Wherever the string "type" occurs in a line of these records, report that line.

╭─ Data shown

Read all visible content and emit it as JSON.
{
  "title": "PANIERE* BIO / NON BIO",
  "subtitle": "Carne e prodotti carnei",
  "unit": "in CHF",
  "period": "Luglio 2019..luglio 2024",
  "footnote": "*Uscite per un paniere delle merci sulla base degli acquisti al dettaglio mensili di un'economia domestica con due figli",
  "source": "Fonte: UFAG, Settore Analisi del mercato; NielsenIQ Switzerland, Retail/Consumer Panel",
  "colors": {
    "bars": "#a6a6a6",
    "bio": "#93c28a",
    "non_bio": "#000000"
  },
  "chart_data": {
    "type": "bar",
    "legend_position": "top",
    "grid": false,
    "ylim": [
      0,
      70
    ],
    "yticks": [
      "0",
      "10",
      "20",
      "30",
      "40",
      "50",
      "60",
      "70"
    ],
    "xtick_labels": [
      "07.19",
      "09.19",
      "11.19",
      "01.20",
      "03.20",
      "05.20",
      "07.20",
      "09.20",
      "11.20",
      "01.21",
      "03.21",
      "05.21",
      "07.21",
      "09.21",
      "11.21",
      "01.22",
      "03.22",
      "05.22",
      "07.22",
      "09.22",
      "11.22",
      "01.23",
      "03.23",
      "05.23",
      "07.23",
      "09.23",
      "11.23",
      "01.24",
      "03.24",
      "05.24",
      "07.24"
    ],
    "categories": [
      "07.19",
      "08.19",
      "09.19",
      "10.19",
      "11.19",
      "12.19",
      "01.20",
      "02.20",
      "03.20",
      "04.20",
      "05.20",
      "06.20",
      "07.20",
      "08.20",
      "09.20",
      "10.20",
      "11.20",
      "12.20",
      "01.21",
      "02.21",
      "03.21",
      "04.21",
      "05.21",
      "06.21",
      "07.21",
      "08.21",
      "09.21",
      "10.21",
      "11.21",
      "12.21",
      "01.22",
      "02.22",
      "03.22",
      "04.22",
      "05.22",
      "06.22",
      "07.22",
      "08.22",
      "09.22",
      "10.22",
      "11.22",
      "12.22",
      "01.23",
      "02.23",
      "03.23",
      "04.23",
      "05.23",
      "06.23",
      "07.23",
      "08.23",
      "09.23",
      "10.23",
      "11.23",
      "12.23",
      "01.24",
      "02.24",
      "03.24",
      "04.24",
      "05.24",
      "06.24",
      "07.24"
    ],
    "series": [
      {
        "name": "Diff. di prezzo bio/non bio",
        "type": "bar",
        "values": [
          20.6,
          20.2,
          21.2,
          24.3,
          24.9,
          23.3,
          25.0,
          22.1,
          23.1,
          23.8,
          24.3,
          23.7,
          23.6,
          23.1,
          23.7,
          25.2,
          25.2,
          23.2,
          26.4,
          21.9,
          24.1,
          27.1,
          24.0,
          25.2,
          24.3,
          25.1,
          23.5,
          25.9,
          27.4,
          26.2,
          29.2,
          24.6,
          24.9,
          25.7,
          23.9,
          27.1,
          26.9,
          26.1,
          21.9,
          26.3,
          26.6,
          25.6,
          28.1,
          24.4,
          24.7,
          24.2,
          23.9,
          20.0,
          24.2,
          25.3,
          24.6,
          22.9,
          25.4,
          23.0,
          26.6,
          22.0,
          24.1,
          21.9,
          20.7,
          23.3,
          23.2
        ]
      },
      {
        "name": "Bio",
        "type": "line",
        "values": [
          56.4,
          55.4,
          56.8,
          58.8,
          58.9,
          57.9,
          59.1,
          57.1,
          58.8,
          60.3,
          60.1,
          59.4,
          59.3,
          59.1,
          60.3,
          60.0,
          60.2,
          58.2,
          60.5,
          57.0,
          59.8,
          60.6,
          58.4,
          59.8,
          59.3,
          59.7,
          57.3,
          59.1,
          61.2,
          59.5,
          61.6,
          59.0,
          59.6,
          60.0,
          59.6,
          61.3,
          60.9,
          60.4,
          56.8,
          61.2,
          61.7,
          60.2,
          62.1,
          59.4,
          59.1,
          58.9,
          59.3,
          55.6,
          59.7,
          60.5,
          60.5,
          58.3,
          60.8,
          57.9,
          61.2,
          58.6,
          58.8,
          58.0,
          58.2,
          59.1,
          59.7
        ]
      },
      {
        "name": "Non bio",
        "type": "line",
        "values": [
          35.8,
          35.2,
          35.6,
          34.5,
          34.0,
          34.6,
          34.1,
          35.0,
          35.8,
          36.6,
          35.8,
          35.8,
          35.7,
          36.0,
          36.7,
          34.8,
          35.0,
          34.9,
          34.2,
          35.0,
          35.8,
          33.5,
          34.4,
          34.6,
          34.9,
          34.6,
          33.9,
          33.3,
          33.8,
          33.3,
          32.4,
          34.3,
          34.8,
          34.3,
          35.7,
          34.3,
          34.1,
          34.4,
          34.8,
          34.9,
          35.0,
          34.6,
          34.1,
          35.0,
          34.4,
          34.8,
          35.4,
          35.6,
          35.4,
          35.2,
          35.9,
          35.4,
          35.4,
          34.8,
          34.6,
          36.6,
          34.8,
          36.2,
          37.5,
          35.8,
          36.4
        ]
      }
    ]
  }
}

╰─

_Problem solution:_
    "type": "bar",
        "type": "bar",
        "type": "line",
        "type": "line",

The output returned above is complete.